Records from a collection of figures
§
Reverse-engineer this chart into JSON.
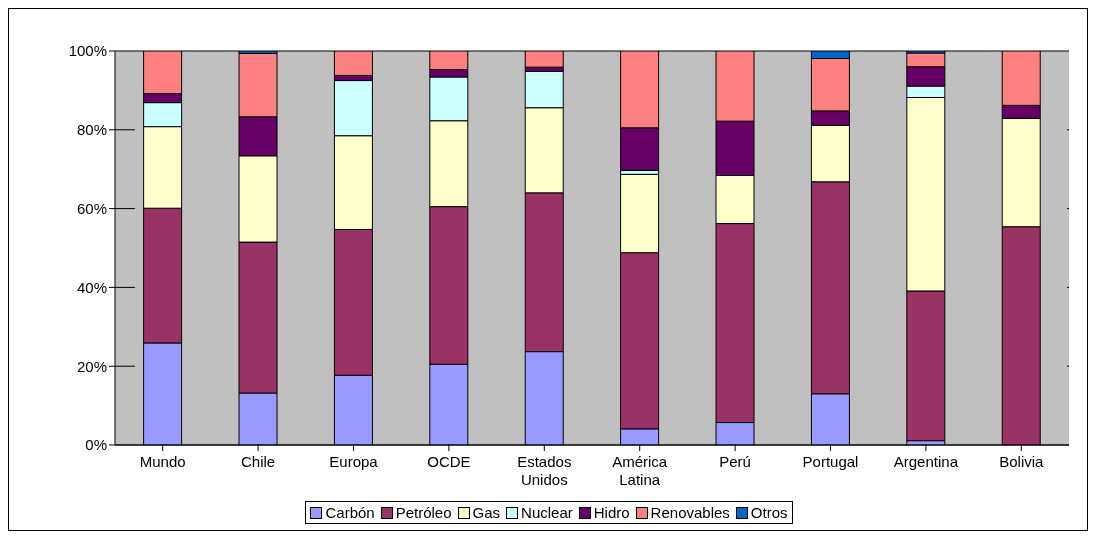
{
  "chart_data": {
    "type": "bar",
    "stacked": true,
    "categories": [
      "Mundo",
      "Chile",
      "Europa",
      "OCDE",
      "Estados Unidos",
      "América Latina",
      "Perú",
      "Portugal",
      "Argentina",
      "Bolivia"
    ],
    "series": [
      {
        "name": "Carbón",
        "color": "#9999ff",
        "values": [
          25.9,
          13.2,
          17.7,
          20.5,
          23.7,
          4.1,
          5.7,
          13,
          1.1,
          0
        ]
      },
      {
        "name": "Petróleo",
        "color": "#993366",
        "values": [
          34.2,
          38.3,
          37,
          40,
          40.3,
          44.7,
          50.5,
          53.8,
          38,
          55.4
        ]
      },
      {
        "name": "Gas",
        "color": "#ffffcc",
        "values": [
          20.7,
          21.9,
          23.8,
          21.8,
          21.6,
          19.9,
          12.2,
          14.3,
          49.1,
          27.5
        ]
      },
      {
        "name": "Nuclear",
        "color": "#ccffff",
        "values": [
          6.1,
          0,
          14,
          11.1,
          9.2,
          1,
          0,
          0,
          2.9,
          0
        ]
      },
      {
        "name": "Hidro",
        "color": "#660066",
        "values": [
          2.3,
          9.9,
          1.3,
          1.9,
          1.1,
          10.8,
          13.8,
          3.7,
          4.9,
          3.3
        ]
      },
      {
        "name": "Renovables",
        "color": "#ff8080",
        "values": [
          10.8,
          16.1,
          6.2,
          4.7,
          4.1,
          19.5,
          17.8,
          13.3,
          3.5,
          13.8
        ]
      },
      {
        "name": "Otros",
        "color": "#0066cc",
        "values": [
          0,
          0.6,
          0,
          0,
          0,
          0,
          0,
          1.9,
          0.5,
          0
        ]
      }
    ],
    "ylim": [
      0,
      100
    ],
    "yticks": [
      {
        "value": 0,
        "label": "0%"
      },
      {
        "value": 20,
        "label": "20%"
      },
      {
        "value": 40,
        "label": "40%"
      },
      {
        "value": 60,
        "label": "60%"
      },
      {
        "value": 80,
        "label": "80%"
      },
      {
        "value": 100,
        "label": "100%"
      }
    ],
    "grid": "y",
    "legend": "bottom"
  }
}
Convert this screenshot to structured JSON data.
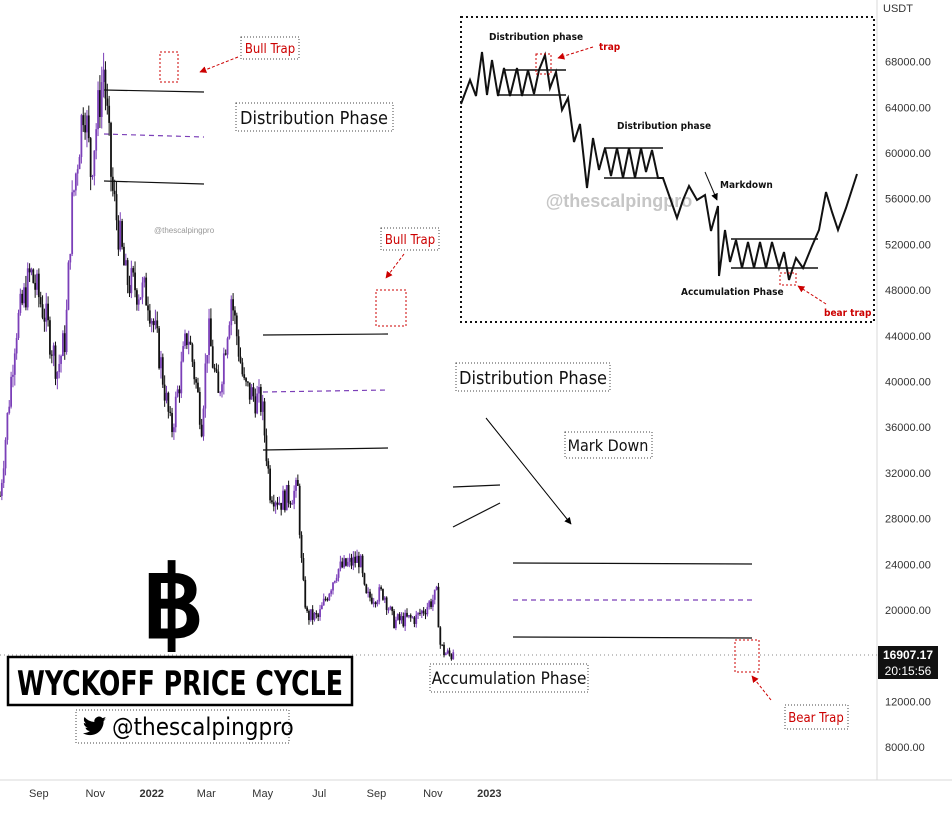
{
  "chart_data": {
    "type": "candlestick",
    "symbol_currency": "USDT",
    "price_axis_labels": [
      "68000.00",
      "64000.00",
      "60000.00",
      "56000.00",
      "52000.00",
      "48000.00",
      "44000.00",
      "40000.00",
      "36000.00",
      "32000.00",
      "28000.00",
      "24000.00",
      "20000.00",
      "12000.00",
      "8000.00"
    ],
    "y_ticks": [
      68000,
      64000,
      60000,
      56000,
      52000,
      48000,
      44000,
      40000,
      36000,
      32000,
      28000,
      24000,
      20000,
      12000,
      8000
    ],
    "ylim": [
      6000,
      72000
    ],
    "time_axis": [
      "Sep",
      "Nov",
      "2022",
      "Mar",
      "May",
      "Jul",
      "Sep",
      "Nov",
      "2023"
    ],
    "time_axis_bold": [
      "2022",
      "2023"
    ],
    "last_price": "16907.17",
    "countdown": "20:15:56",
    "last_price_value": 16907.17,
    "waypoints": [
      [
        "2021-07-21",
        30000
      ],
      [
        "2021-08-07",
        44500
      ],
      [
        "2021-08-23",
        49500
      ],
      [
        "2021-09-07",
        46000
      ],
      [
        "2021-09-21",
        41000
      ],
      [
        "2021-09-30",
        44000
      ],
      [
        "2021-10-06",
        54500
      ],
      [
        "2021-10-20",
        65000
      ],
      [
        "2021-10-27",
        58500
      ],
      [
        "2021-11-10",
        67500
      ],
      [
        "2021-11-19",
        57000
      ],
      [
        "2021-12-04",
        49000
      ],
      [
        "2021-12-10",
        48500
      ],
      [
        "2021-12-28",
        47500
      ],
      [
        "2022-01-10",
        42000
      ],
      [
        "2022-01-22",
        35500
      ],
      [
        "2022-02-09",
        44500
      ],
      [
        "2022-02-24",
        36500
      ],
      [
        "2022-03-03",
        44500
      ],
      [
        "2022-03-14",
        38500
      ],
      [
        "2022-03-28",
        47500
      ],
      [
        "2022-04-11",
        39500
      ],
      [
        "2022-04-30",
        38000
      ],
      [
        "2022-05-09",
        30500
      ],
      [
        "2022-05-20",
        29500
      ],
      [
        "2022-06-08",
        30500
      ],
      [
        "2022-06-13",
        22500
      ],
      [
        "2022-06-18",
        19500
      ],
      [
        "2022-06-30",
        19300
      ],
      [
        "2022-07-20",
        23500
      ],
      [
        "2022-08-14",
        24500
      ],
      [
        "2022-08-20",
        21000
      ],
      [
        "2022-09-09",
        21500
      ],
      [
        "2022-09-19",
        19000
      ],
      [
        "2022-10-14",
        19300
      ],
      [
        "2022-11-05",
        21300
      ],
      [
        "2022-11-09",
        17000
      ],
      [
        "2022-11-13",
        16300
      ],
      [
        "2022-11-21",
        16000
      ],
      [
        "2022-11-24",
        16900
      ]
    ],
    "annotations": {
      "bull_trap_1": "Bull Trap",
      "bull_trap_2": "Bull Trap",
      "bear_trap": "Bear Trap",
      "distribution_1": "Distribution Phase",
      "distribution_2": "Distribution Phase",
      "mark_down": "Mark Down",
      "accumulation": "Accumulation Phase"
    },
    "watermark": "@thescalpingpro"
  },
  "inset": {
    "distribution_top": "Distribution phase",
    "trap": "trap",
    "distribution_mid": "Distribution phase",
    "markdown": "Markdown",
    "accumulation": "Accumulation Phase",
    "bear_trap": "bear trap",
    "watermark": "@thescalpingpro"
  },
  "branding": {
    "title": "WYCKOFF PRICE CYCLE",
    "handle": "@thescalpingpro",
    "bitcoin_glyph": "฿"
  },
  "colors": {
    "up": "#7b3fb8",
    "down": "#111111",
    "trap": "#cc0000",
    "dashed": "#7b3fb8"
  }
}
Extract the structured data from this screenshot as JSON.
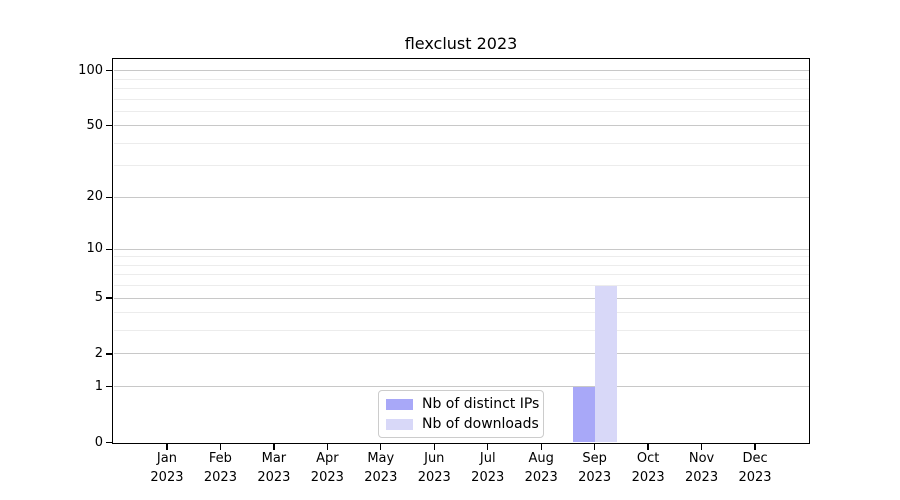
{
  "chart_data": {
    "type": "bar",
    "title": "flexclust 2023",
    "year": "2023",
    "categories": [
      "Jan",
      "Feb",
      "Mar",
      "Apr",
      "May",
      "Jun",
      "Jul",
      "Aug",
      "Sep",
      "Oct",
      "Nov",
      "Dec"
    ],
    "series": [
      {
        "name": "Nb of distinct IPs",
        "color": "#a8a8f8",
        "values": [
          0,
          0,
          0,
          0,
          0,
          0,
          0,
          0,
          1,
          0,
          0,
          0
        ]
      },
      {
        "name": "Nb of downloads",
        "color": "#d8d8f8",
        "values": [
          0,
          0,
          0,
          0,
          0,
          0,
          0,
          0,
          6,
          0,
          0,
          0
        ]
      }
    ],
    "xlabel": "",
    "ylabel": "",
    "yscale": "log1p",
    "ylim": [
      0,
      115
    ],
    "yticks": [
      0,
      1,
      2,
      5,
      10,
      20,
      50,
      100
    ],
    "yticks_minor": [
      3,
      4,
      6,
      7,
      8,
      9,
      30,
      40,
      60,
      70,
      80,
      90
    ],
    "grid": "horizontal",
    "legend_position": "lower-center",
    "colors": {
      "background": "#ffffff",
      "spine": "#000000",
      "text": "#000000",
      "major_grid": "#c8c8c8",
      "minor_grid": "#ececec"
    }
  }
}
§
> _Brief_: Retype the listing exactly. Pictures do not belong in the copy.

> _Output_:
Reverse-engineer this chart into JSON.
{
  "chart_data": {
    "type": "bar",
    "stacked": true,
    "categories": [
      "Mundo",
      "Chile",
      "Europa",
      "OCDE",
      "Estados Unidos",
      "América Latina",
      "Perú",
      "Portugal",
      "Argentina",
      "Bolivia"
    ],
    "series": [
      {
        "name": "Carbón",
        "color": "#9999ff",
        "values": [
          25.9,
          13.2,
          17.7,
          20.5,
          23.7,
          4.1,
          5.7,
          13,
          1.1,
          0
        ]
      },
      {
        "name": "Petróleo",
        "color": "#993366",
        "values": [
          34.2,
          38.3,
          37,
          40,
          40.3,
          44.7,
          50.5,
          53.8,
          38,
          55.4
        ]
      },
      {
        "name": "Gas",
        "color": "#ffffcc",
        "values": [
          20.7,
          21.9,
          23.8,
          21.8,
          21.6,
          19.9,
          12.2,
          14.3,
          49.1,
          27.5
        ]
      },
      {
        "name": "Nuclear",
        "color": "#ccffff",
        "values": [
          6.1,
          0,
          14,
          11.1,
          9.2,
          1,
          0,
          0,
          2.9,
          0
        ]
      },
      {
        "name": "Hidro",
        "color": "#660066",
        "values": [
          2.3,
          9.9,
          1.3,
          1.9,
          1.1,
          10.8,
          13.8,
          3.7,
          4.9,
          3.3
        ]
      },
      {
        "name": "Renovables",
        "color": "#ff8080",
        "values": [
          10.8,
          16.1,
          6.2,
          4.7,
          4.1,
          19.5,
          17.8,
          13.3,
          3.5,
          13.8
        ]
      },
      {
        "name": "Otros",
        "color": "#0066cc",
        "values": [
          0,
          0.6,
          0,
          0,
          0,
          0,
          0,
          1.9,
          0.5,
          0
        ]
      }
    ],
    "ylim": [
      0,
      100
    ],
    "yticks": [
      {
        "value": 0,
        "label": "0%"
      },
      {
        "value": 20,
        "label": "20%"
      },
      {
        "value": 40,
        "label": "40%"
      },
      {
        "value": 60,
        "label": "60%"
      },
      {
        "value": 80,
        "label": "80%"
      },
      {
        "value": 100,
        "label": "100%"
      }
    ],
    "grid": "y",
    "legend": "bottom"
  }
}
Convert this screenshot to structured JSON data.
{
  "chart_data": {
    "type": "candlestick",
    "symbol_currency": "USDT",
    "price_axis_labels": [
      "68000.00",
      "64000.00",
      "60000.00",
      "56000.00",
      "52000.00",
      "48000.00",
      "44000.00",
      "40000.00",
      "36000.00",
      "32000.00",
      "28000.00",
      "24000.00",
      "20000.00",
      "12000.00",
      "8000.00"
    ],
    "y_ticks": [
      68000,
      64000,
      60000,
      56000,
      52000,
      48000,
      44000,
      40000,
      36000,
      32000,
      28000,
      24000,
      20000,
      12000,
      8000
    ],
    "ylim": [
      6000,
      72000
    ],
    "time_axis": [
      "Sep",
      "Nov",
      "2022",
      "Mar",
      "May",
      "Jul",
      "Sep",
      "Nov",
      "2023"
    ],
    "time_axis_bold": [
      "2022",
      "2023"
    ],
    "last_price": "16907.17",
    "countdown": "20:15:56",
    "last_price_value": 16907.17,
    "waypoints": [
      [
        "2021-07-21",
        30000
      ],
      [
        "2021-08-07",
        44500
      ],
      [
        "2021-08-23",
        49500
      ],
      [
        "2021-09-07",
        46000
      ],
      [
        "2021-09-21",
        41000
      ],
      [
        "2021-09-30",
        44000
      ],
      [
        "2021-10-06",
        54500
      ],
      [
        "2021-10-20",
        65000
      ],
      [
        "2021-10-27",
        58500
      ],
      [
        "2021-11-10",
        67500
      ],
      [
        "2021-11-19",
        57000
      ],
      [
        "2021-12-04",
        49000
      ],
      [
        "2021-12-10",
        48500
      ],
      [
        "2021-12-28",
        47500
      ],
      [
        "2022-01-10",
        42000
      ],
      [
        "2022-01-22",
        35500
      ],
      [
        "2022-02-09",
        44500
      ],
      [
        "2022-02-24",
        36500
      ],
      [
        "2022-03-03",
        44500
      ],
      [
        "2022-03-14",
        38500
      ],
      [
        "2022-03-28",
        47500
      ],
      [
        "2022-04-11",
        39500
      ],
      [
        "2022-04-30",
        38000
      ],
      [
        "2022-05-09",
        30500
      ],
      [
        "2022-05-20",
        29500
      ],
      [
        "2022-06-08",
        30500
      ],
      [
        "2022-06-13",
        22500
      ],
      [
        "2022-06-18",
        19500
      ],
      [
        "2022-06-30",
        19300
      ],
      [
        "2022-07-20",
        23500
      ],
      [
        "2022-08-14",
        24500
      ],
      [
        "2022-08-20",
        21000
      ],
      [
        "2022-09-09",
        21500
      ],
      [
        "2022-09-19",
        19000
      ],
      [
        "2022-10-14",
        19300
      ],
      [
        "2022-11-05",
        21300
      ],
      [
        "2022-11-09",
        17000
      ],
      [
        "2022-11-13",
        16300
      ],
      [
        "2022-11-21",
        16000
      ],
      [
        "2022-11-24",
        16900
      ]
    ],
    "annotations": {
      "bull_trap_1": "Bull Trap",
      "bull_trap_2": "Bull Trap",
      "bear_trap": "Bear Trap",
      "distribution_1": "Distribution Phase",
      "distribution_2": "Distribution Phase",
      "mark_down": "Mark Down",
      "accumulation": "Accumulation Phase"
    },
    "watermark": "@thescalpingpro"
  },
  "inset": {
    "distribution_top": "Distribution phase",
    "trap": "trap",
    "distribution_mid": "Distribution phase",
    "markdown": "Markdown",
    "accumulation": "Accumulation Phase",
    "bear_trap": "bear trap",
    "watermark": "@thescalpingpro"
  },
  "branding": {
    "title": "WYCKOFF PRICE CYCLE",
    "handle": "@thescalpingpro",
    "bitcoin_glyph": "฿"
  },
  "colors": {
    "up": "#7b3fb8",
    "down": "#111111",
    "trap": "#cc0000",
    "dashed": "#7b3fb8"
  }
}
Extract the structured data from this screenshot as JSON.
{
  "chart_data": {
    "type": "bar",
    "title": "flexclust 2023",
    "year": "2023",
    "categories": [
      "Jan",
      "Feb",
      "Mar",
      "Apr",
      "May",
      "Jun",
      "Jul",
      "Aug",
      "Sep",
      "Oct",
      "Nov",
      "Dec"
    ],
    "series": [
      {
        "name": "Nb of distinct IPs",
        "color": "#a8a8f8",
        "values": [
          0,
          0,
          0,
          0,
          0,
          0,
          0,
          0,
          1,
          0,
          0,
          0
        ]
      },
      {
        "name": "Nb of downloads",
        "color": "#d8d8f8",
        "values": [
          0,
          0,
          0,
          0,
          0,
          0,
          0,
          0,
          6,
          0,
          0,
          0
        ]
      }
    ],
    "xlabel": "",
    "ylabel": "",
    "yscale": "log1p",
    "ylim": [
      0,
      115
    ],
    "yticks": [
      0,
      1,
      2,
      5,
      10,
      20,
      50,
      100
    ],
    "yticks_minor": [
      3,
      4,
      6,
      7,
      8,
      9,
      30,
      40,
      60,
      70,
      80,
      90
    ],
    "grid": "horizontal",
    "legend_position": "lower-center",
    "colors": {
      "background": "#ffffff",
      "spine": "#000000",
      "text": "#000000",
      "major_grid": "#c8c8c8",
      "minor_grid": "#ececec"
    }
  }
}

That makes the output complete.